*Data listing*.
>>>>

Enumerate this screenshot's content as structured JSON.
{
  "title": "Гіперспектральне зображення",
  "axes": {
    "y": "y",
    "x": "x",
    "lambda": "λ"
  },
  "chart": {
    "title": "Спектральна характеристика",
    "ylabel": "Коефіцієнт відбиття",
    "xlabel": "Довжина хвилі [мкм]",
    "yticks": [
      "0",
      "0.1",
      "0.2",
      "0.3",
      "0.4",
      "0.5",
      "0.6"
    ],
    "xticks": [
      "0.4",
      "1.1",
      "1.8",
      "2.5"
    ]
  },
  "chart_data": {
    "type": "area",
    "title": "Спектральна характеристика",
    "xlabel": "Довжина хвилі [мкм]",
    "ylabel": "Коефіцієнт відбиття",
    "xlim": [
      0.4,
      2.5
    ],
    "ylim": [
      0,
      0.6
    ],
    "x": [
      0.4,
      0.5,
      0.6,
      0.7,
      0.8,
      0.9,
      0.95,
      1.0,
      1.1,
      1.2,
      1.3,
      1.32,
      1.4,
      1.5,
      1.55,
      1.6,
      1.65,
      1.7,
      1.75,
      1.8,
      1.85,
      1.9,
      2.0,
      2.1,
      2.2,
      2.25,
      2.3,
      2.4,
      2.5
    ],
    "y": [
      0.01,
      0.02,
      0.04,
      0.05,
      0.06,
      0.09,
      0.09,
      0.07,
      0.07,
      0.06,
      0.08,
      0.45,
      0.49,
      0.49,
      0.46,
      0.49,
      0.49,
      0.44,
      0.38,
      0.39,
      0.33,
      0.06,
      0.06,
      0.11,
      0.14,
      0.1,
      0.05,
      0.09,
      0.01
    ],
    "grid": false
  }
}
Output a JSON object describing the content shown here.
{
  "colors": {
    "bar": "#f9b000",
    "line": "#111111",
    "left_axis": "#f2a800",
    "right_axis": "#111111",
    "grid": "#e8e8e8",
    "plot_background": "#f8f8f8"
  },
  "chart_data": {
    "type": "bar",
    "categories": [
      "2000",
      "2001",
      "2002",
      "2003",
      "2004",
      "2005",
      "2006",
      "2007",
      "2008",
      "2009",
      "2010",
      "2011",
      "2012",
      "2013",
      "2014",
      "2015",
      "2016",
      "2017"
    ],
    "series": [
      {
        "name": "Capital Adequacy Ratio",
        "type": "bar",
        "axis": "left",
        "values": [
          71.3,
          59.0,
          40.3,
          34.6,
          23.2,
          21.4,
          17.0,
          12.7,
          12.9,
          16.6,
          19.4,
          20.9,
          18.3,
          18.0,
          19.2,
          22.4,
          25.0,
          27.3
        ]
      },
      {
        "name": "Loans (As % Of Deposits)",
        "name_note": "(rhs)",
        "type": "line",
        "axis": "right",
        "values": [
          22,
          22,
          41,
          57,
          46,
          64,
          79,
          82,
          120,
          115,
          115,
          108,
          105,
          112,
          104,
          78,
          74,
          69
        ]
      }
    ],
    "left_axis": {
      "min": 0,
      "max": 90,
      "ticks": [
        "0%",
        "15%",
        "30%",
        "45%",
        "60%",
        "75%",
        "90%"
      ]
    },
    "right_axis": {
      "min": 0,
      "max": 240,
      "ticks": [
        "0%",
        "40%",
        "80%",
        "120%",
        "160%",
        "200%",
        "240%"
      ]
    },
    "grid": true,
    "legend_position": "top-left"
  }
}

<<<<

*Your objective*.
Every line of the records above needs to be given again exactly.

*Exercise result*.
Enumerate this screenshot's content as structured JSON.
{
  "title": "Гіперспектральне зображення",
  "axes": {
    "y": "y",
    "x": "x",
    "lambda": "λ"
  },
  "chart": {
    "title": "Спектральна характеристика",
    "ylabel": "Коефіцієнт відбиття",
    "xlabel": "Довжина хвилі [мкм]",
    "yticks": [
      "0",
      "0.1",
      "0.2",
      "0.3",
      "0.4",
      "0.5",
      "0.6"
    ],
    "xticks": [
      "0.4",
      "1.1",
      "1.8",
      "2.5"
    ]
  },
  "chart_data": {
    "type": "area",
    "title": "Спектральна характеристика",
    "xlabel": "Довжина хвилі [мкм]",
    "ylabel": "Коефіцієнт відбиття",
    "xlim": [
      0.4,
      2.5
    ],
    "ylim": [
      0,
      0.6
    ],
    "x": [
      0.4,
      0.5,
      0.6,
      0.7,
      0.8,
      0.9,
      0.95,
      1.0,
      1.1,
      1.2,
      1.3,
      1.32,
      1.4,
      1.5,
      1.55,
      1.6,
      1.65,
      1.7,
      1.75,
      1.8,
      1.85,
      1.9,
      2.0,
      2.1,
      2.2,
      2.25,
      2.3,
      2.4,
      2.5
    ],
    "y": [
      0.01,
      0.02,
      0.04,
      0.05,
      0.06,
      0.09,
      0.09,
      0.07,
      0.07,
      0.06,
      0.08,
      0.45,
      0.49,
      0.49,
      0.46,
      0.49,
      0.49,
      0.44,
      0.38,
      0.39,
      0.33,
      0.06,
      0.06,
      0.11,
      0.14,
      0.1,
      0.05,
      0.09,
      0.01
    ],
    "grid": false
  }
}
Output a JSON object describing the content shown here.
{
  "colors": {
    "bar": "#f9b000",
    "line": "#111111",
    "left_axis": "#f2a800",
    "right_axis": "#111111",
    "grid": "#e8e8e8",
    "plot_background": "#f8f8f8"
  },
  "chart_data": {
    "type": "bar",
    "categories": [
      "2000",
      "2001",
      "2002",
      "2003",
      "2004",
      "2005",
      "2006",
      "2007",
      "2008",
      "2009",
      "2010",
      "2011",
      "2012",
      "2013",
      "2014",
      "2015",
      "2016",
      "2017"
    ],
    "series": [
      {
        "name": "Capital Adequacy Ratio",
        "type": "bar",
        "axis": "left",
        "values": [
          71.3,
          59.0,
          40.3,
          34.6,
          23.2,
          21.4,
          17.0,
          12.7,
          12.9,
          16.6,
          19.4,
          20.9,
          18.3,
          18.0,
          19.2,
          22.4,
          25.0,
          27.3
        ]
      },
      {
        "name": "Loans (As % Of Deposits)",
        "name_note": "(rhs)",
        "type": "line",
        "axis": "right",
        "values": [
          22,
          22,
          41,
          57,
          46,
          64,
          79,
          82,
          120,
          115,
          115,
          108,
          105,
          112,
          104,
          78,
          74,
          69
        ]
      }
    ],
    "left_axis": {
      "min": 0,
      "max": 90,
      "ticks": [
        "0%",
        "15%",
        "30%",
        "45%",
        "60%",
        "75%",
        "90%"
      ]
    },
    "right_axis": {
      "min": 0,
      "max": 240,
      "ticks": [
        "0%",
        "40%",
        "80%",
        "120%",
        "160%",
        "200%",
        "240%"
      ]
    },
    "grid": true,
    "legend_position": "top-left"
  }
}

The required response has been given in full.